#### READING PASSAGE

Numerically the Americans are not an important element in the foreign population but they represent more wealth and greater business than any other. There are about seven thousand white citizens of the United States, more or less permanently resident on the Island. A large proportion of the sugar and tobacco estates, as well as extensive railroad and mining properties, are in American hands. A few Americans are engaged in wholesale business and a considerable number in fruit culture. I shall have more to say about these in a later portion of the volume.
The first American occupation was the signal for a number of swindlers, loafers, and topers from the United States to take up residence in Habana. They caused endless trouble to the American officials and created a bad impression among the natives. By degrees this class has been almost entirely eradicated and the Cubans long since learned that they were in no sense representative of their countrymen. The American in Cuba to-day is either a responsible business man, or an industrious farmer, whom the people of the country look upon with respect, and with whom they are generally upon the most friendly footing.
CHAPTER VII
THE CONDITION OF CUBA
Here is a country, small in extent, it is true, but as rich proportionally in natural resources as any in the world. It exports over $100,000,000 worth of the products of its soil annually. Yet less than half of its productive area is turned to account, and of its cultivated tracts only a small proportion is subjected to intensive treatment. Bad government and ill-judged commercial policy have retarded the development of the country which, under favorable conditions, might to-day be producing five times its output and supporting a population five times as great as that which it has. It is importing large quantities of foodstuff that ought to be raised upon its lands and paying substantial sums for foreign labor that should be supplied by its own people.
The economic condition of Cuba is as unfavorable as possible to the welfare of its population. Foreigners own practically everything in the country. The Island is exploited for the benefit of everyone but the natives.

########
#### DATA SECTION

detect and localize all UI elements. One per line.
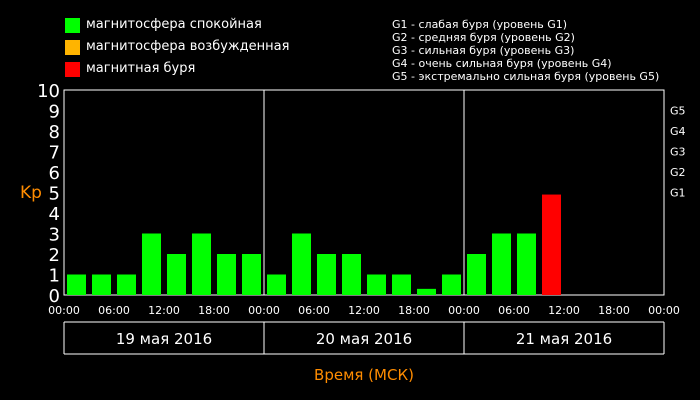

########

- OBJECTIVE 1
In the passage about Cuba, revise the lines from "CHAPTER VII" up to and including "its own people." by replacing "foodstuff" with "food".
- OBJECTIVE 2
According to the passage about Cuba, about how many white citizens of the United States live more or less permanently on the Island?
- OBJECTIVE 3
Decide whether each statement agrees with the passage about Cuba, and support each yes or no with a quotation. (a) Less than half of Cuba's productive area is put to use. (b) Americans are the largest group in the foreign population by number. (c) Foreigners own practically everything in Cuba.

- EXPECTED OUTPUT 1
CHAPTER VII
THE CONDITION OF CUBA
Here is a country, small in extent, it is true, but as rich proportionally in natural resources as any in the world. It exports over $100,000,000 worth of the products of its soil annually. Yet less than half of its productive area is turned to account, and of its cultivated tracts only a small proportion is subjected to intensive treatment. Bad government and ill-judged commercial policy have retarded the development of the country which, under favorable conditions, might to-day be producing five times its output and supporting a population five times as great as that which it has. It is importing large quantities of food that ought to be raised upon its lands and paying substantial sums for foreign labor that should be supplied by its own people.

- EXPECTED OUTPUT 2
About seven thousand.

- EXPECTED OUTPUT 3
(a) Yes: "Yet less than half of its productive area is turned to account"
(b) No: "Numerically the Americans are not an important element in the foreign population"
(c) Yes: "Foreigners own practically everything in the country."